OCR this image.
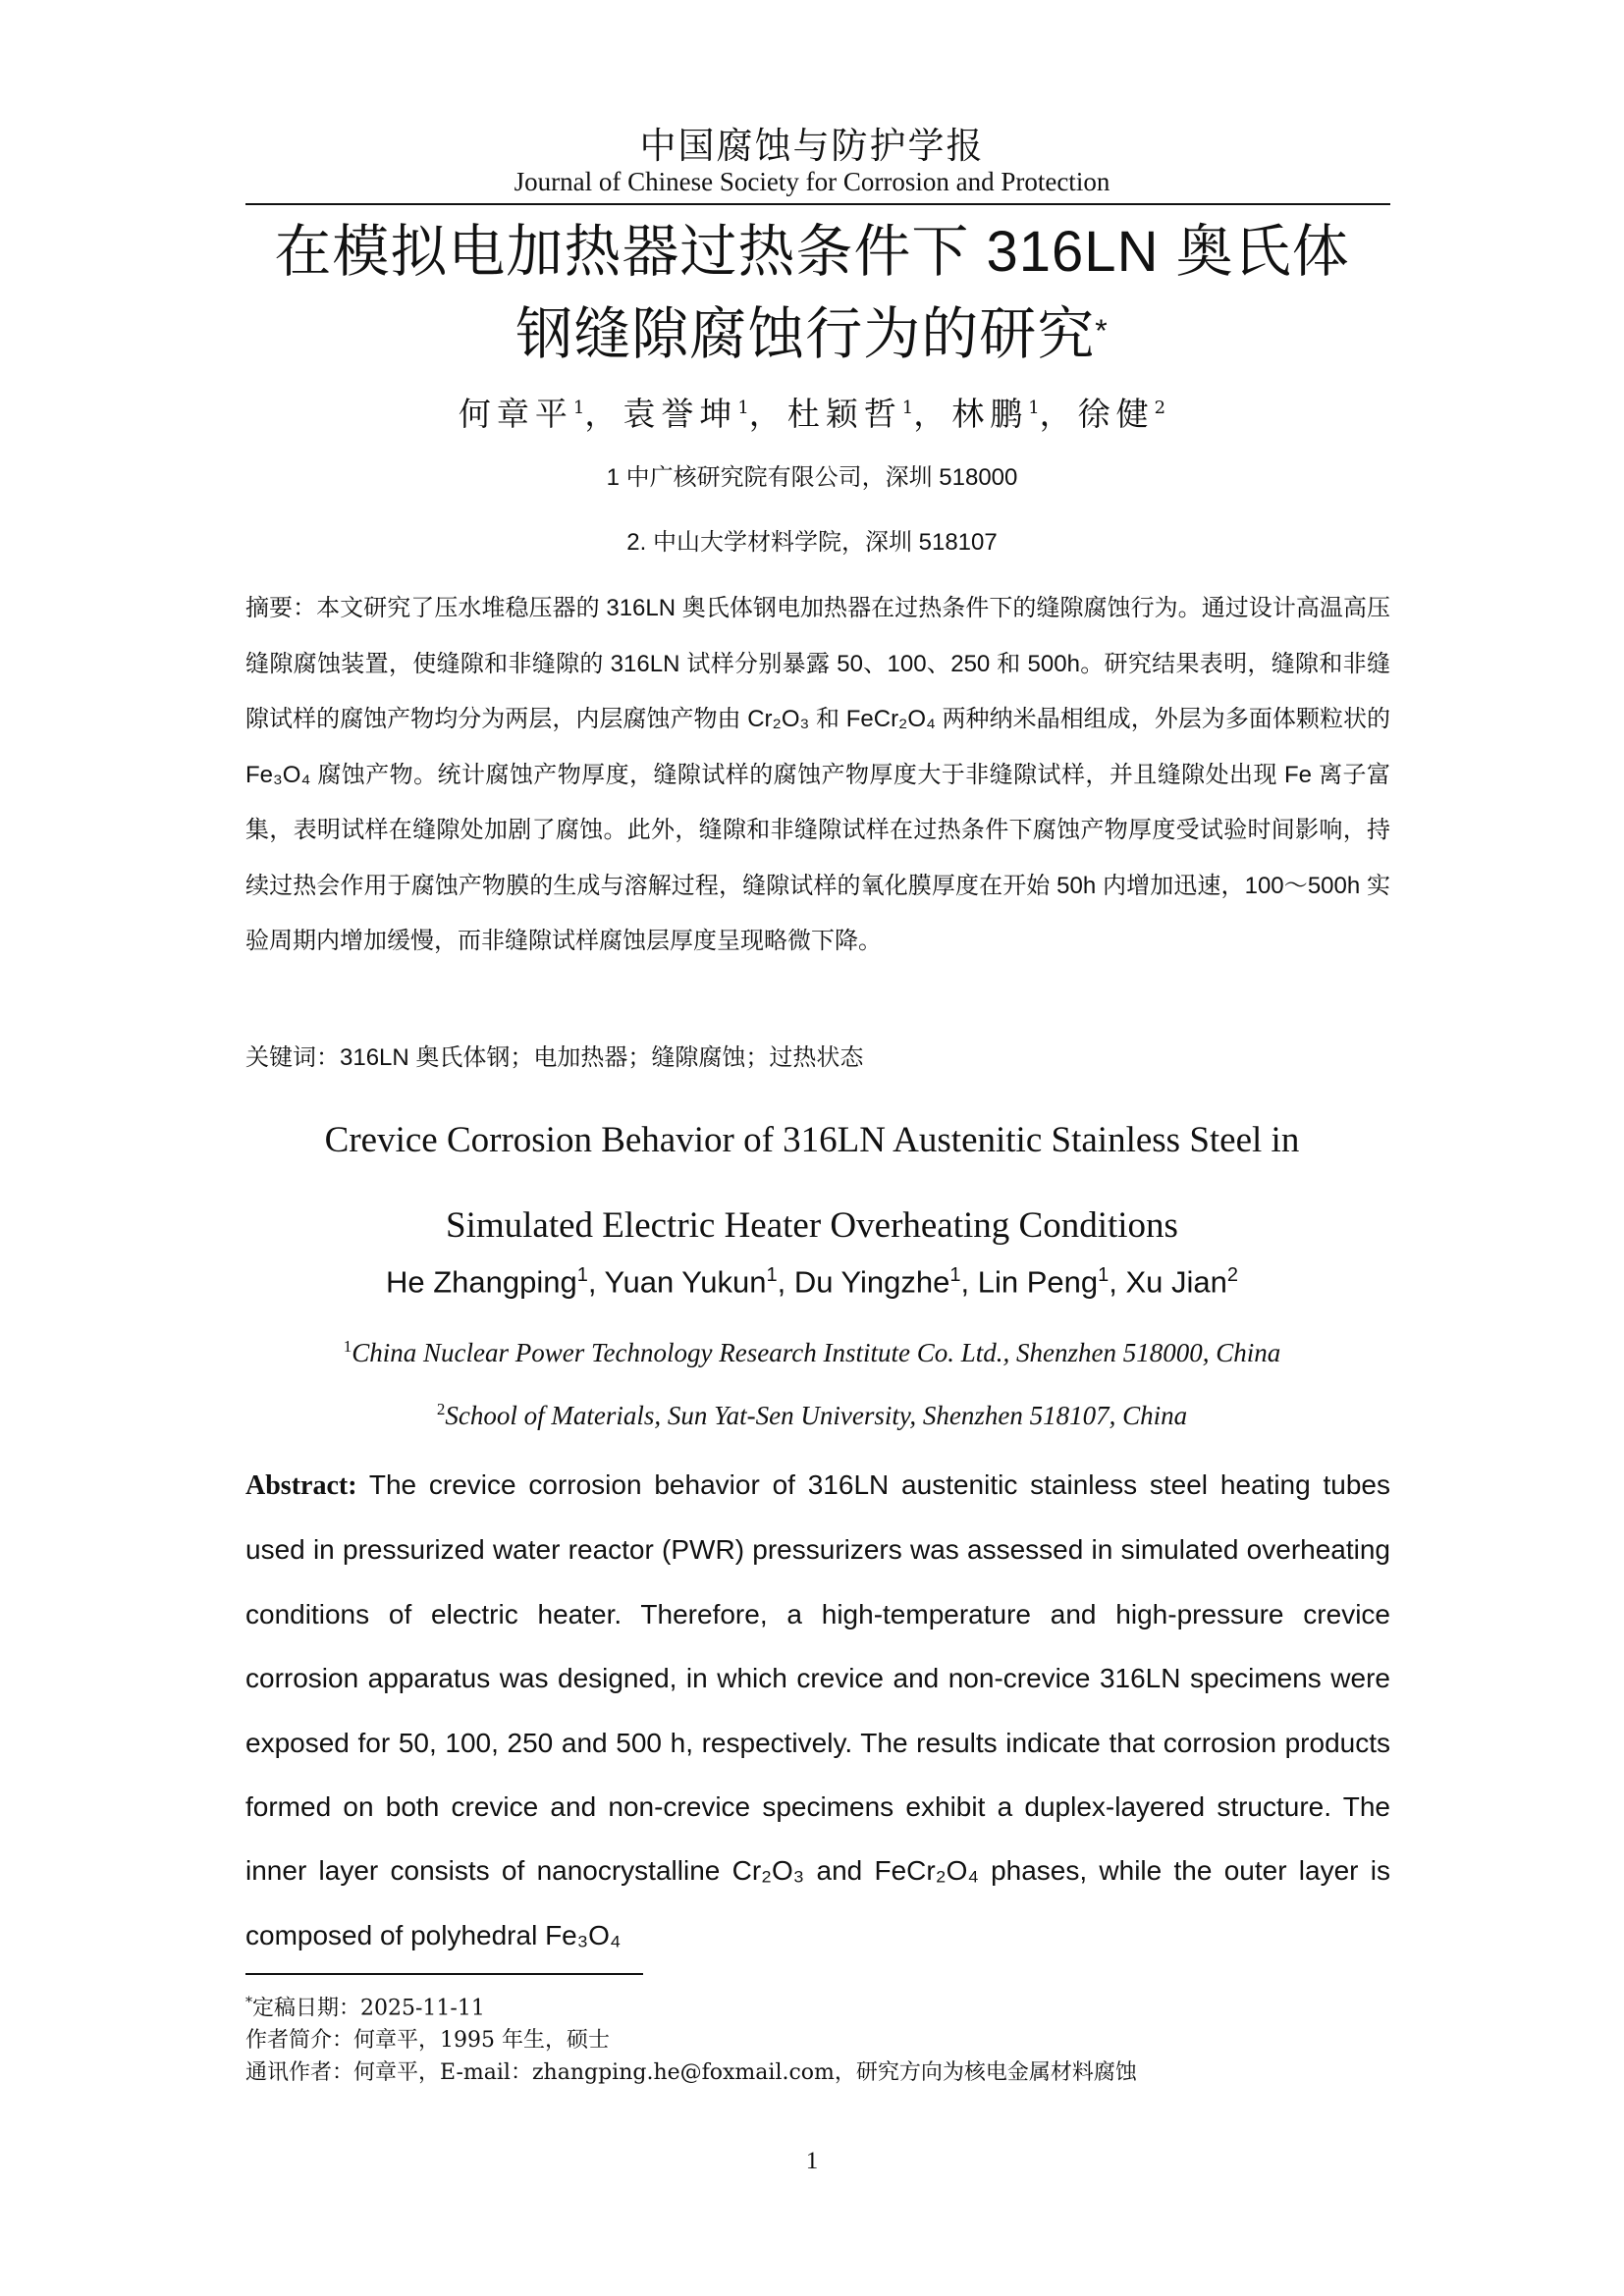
中国腐蚀与防护学报
Journal of Chinese Society for Corrosion and Protection
在模拟电加热器过热条件下 316LN 奥氏体
钢缝隙腐蚀行为的研究*
何章平$^1$，袁誉坤$^1$，杜颖哲$^1$，林鹏$^1$，徐健$^2$
1 中广核研究院有限公司，深圳 518000
2. 中山大学材料学院，深圳 518107
摘要：本文研究了压水堆稳压器的 316LN 奥氏体钢电加热器在过热条件下的缝隙腐蚀行为。通过设计高温高压缝隙腐蚀装置，使缝隙和非缝隙的 316LN 试样分别暴露 50、100、250 和 500h。研究结果表明，缝隙和非缝隙试样的腐蚀产物均分为两层，内层腐蚀产物由 Cr₂O₃ 和 FeCr₂O₄ 两种纳米晶相组成，外层为多面体颗粒状的 Fe₃O₄ 腐蚀产物。统计腐蚀产物厚度，缝隙试样的腐蚀产物厚度大于非缝隙试样，并且缝隙处出现 Fe 离子富集，表明试样在缝隙处加剧了腐蚀。此外，缝隙和非缝隙试样在过热条件下腐蚀产物厚度受试验时间影响，持续过热会作用于腐蚀产物膜的生成与溶解过程，缝隙试样的氧化膜厚度在开始 50h 内增加迅速，100～500h 实验周期内增加缓慢，而非缝隙试样腐蚀层厚度呈现略微下降。
关键词：316LN 奥氏体钢；电加热器；缝隙腐蚀；过热状态
Crevice Corrosion Behavior of 316LN Austenitic Stainless Steel in
Simulated Electric Heater Overheating Conditions
He Zhangping$^1$, Yuan Yukun$^1$, Du Yingzhe$^1$, Lin Peng$^1$, Xu Jian$^2$
$^1$China Nuclear Power Technology Research Institute Co. Ltd., Shenzhen 518000, China
$^2$School of Materials, Sun Yat-Sen University, Shenzhen 518107, China
Abstract: The crevice corrosion behavior of 316LN austenitic stainless steel heating tubes used in pressurized water reactor (PWR) pressurizers was assessed in simulated overheating conditions of electric heater. Therefore, a high-temperature and high-pressure crevice corrosion apparatus was designed, in which crevice and non-crevice 316LN specimens were exposed for 50, 100, 250 and 500 h, respectively. The results indicate that corrosion products formed on both crevice and non-crevice specimens exhibit a duplex-layered structure. The inner layer consists of nanocrystalline Cr₂O₃ and FeCr₂O₄ phases, while the outer layer is composed of polyhedral Fe₃O₄
*定稿日期：2025-11-11
作者简介：何章平，1995 年生，硕士
通讯作者：何章平，E-mail：zhangping.he@foxmail.com，研究方向为核电金属材料腐蚀
1
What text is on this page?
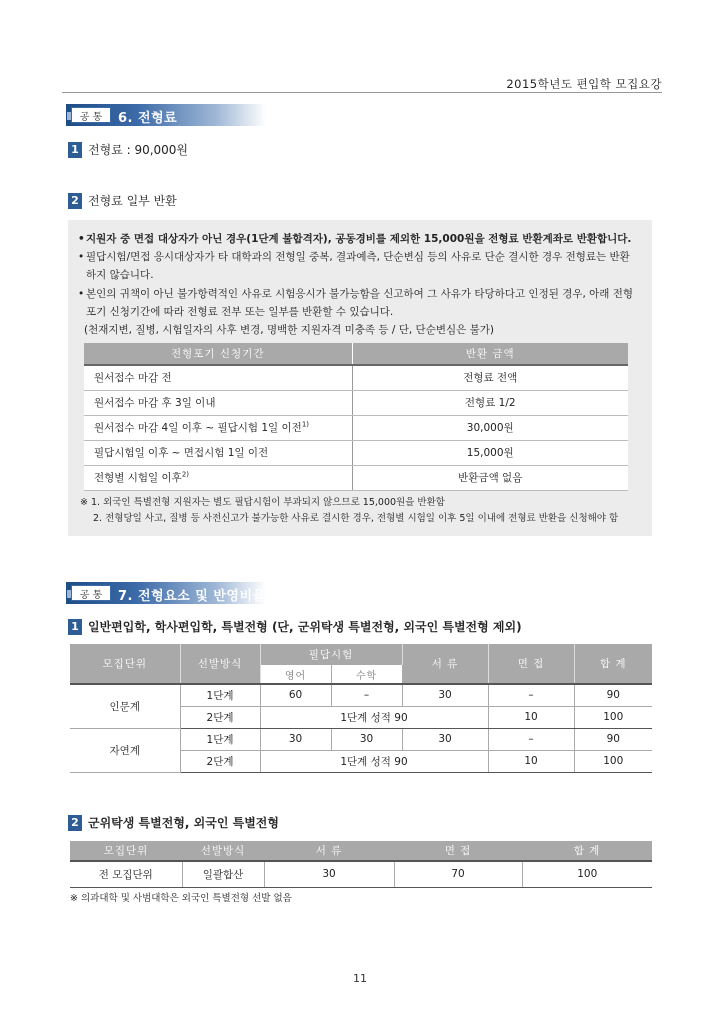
2015학년도 편입학 모집요강
공 통	6. 전형료
1 전형료 : 90,000원
2 전형료 일부 반환
•지원자 중 면접 대상자가 아닌 경우(1단계 불합격자), 공동경비를 제외한 15,000원을 전형료 반환계좌로 반환합니다.
• 필답시험/면접 응시대상자가 타 대학과의 전형일 중복, 결과예측, 단순변심 등의 사유로 단순 결시한 경우 전형료는 반환
하지 않습니다.
• 본인의 귀책이 아닌 불가항력적인 사유로 시험응시가 불가능함을 신고하여 그 사유가 타당하다고 인정된 경우, 아래 전형
포기 신청기간에 따라 전형료 전부 또는 일부를 반환할 수 있습니다.
(천재지변, 질병, 시험일자의 사후 변경, 명백한 지원자격 미충족 등 / 단, 단순변심은 불가)
전형포기 신청기간	반환 금액
원서접수 마감 전	전형료 전액
원서접수 마감 후 3일 이내	전형료 1/2
원서접수 마감 4일 이후 ~ 필답시험 1일 이전$^{1)}$	30,000원
필답시험일 이후 ~ 면접시험 1일 이전	15,000원
전형별 시험일 이후$^{2)}$	반환금액 없음
※ 1. 외국인 특별전형 지원자는 별도 필답시험이 부과되지 않으므로 15,000원을 반환함
2. 전형당일 사고, 질병 등 사전신고가 불가능한 사유로 결시한 경우, 전형별 시험일 이후 5일 이내에 전형료 반환을 신청해야 함
공 통	7. 전형요소 및 반영비율
1 일반편입학, 학사편입학, 특별전형 (단, 군위탁생 특별전형, 외국인 특별전형 제외)
모집단위	선발방식	필답시험		서 류	면 접	합 계
		영어	수학			
인문계	1단계	60	–	30	–	90
	2단계	1단계 성적 90			10	100
자연계	1단계	30	30	30	–	90
	2단계	1단계 성적 90			10	100
2 군위탁생 특별전형, 외국인 특별전형
모집단위	선발방식	서 류	면 접	합 계
전 모집단위	일괄합산	30	70	100
※ 의과대학 및 사범대학은 외국인 특별전형 선발 없음
11
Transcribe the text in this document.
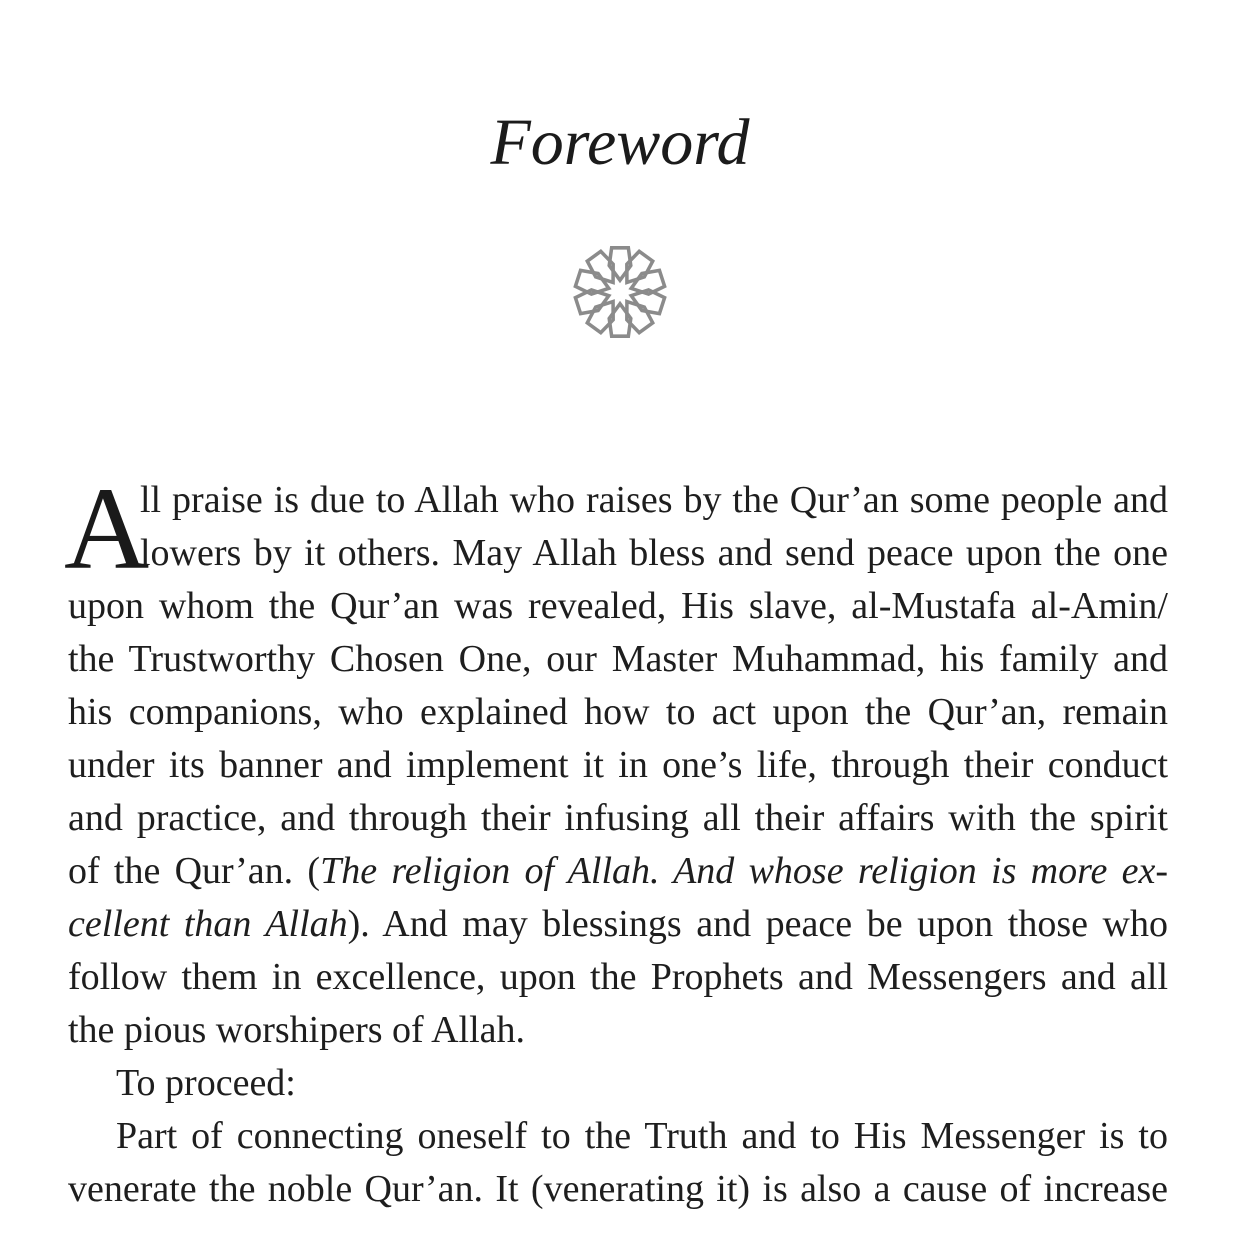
Foreword
A
ll praise is due to Allah who raises by the Qur’an some people and
lowers by it others. May Allah bless and send peace upon the one
upon whom the Qur’an was revealed, His slave, al-Mustafa al-Amin/
the Trustworthy Chosen One, our Master Muhammad, his family and
his companions, who explained how to act upon the Qur’an, remain
under its banner and implement it in one’s life, through their conduct
and practice, and through their infusing all their affairs with the spirit
of the Qur’an. (The religion of Allah. And whose religion is more ex-
cellent than Allah). And may blessings and peace be upon those who
follow them in excellence, upon the Prophets and Messengers and all
the pious worshipers of Allah.
To proceed:
Part of connecting oneself to the Truth and to His Messenger is to
venerate the noble Qur’an. It (venerating it) is also a cause of increase
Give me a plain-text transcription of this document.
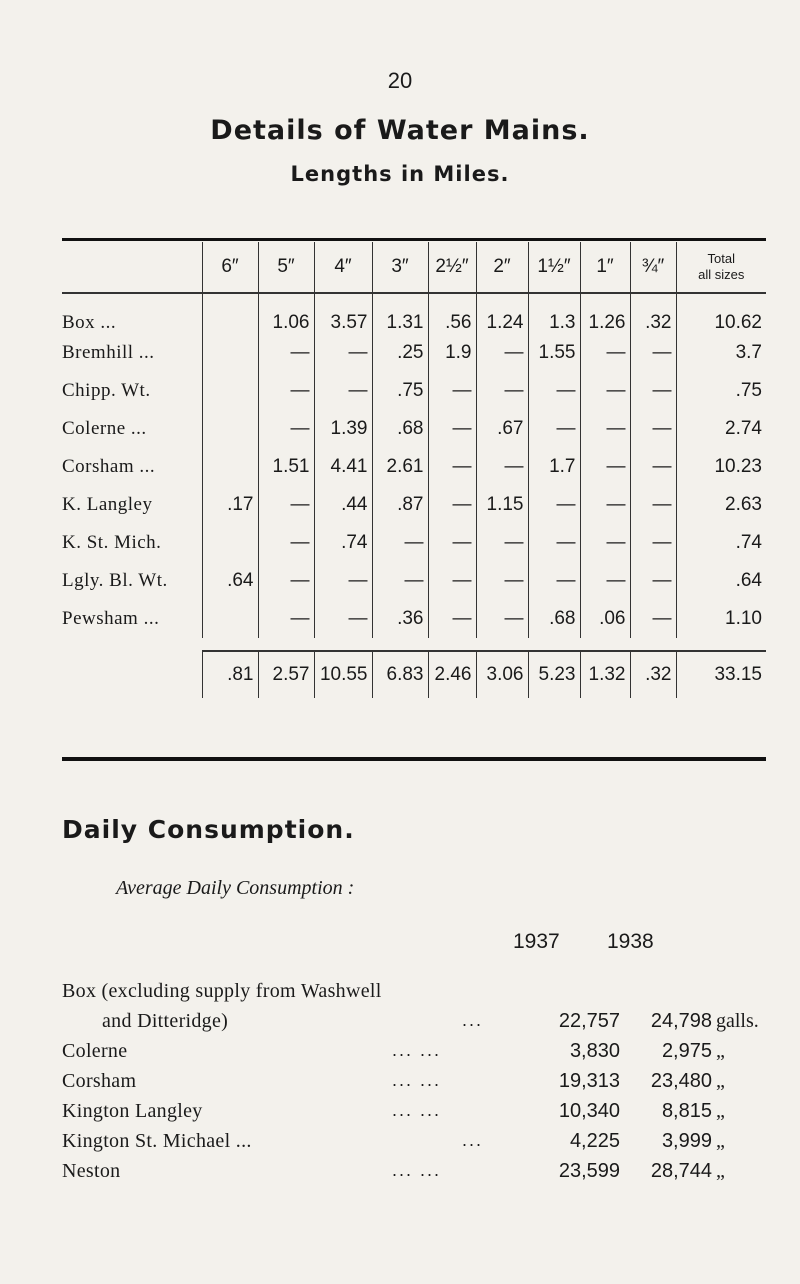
20
Details of Water Mains.
Lengths in Miles.
	6″	5″	4″	3″	2½″	2″	1½″	1″	¾″	Total
all sizes
Box ...		1.06	3.57	1.31	.56	1.24	1.3	1.26	.32	10.62
Bremhill ...		—	—	.25	1.9	—	1.55	—	—	3.7
Chipp. Wt.		—	—	.75	—	—	—	—	—	.75
Colerne ...		—	1.39	.68	—	.67	—	—	—	2.74
Corsham ...		1.51	4.41	2.61	—	—	1.7	—	—	10.23
K. Langley	.17	—	.44	.87	—	1.15	—	—	—	2.63
K. St. Mich.		—	.74	—	—	—	—	—	—	.74
Lgly. Bl. Wt.	.64	—	—	—	—	—	—	—	—	.64
Pewsham ...		—	—	.36	—	—	.68	.06	—	1.10

	.81	2.57	10.55	6.83	2.46	3.06	5.23	1.32	.32	33.15
Daily Consumption.
Average Daily Consumption :
1937 1938
Box (excluding supply from Washwell
and Ditteridge)	...	22,757 24,798 galls.
Colerne	... ...	3,830 2,975 „
Corsham	... ...	19,313 23,480 „
Kington Langley	... ...	10,340 8,815 „
Kington St. Michael ...	...	4,225 3,999 „
Neston	... ...	23,599 28,744 „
------------------------
**What you should do:**
Only the number is wanted: how many lines in the entries above contain the string "Consumption"?

**Answer to this exercise:**
2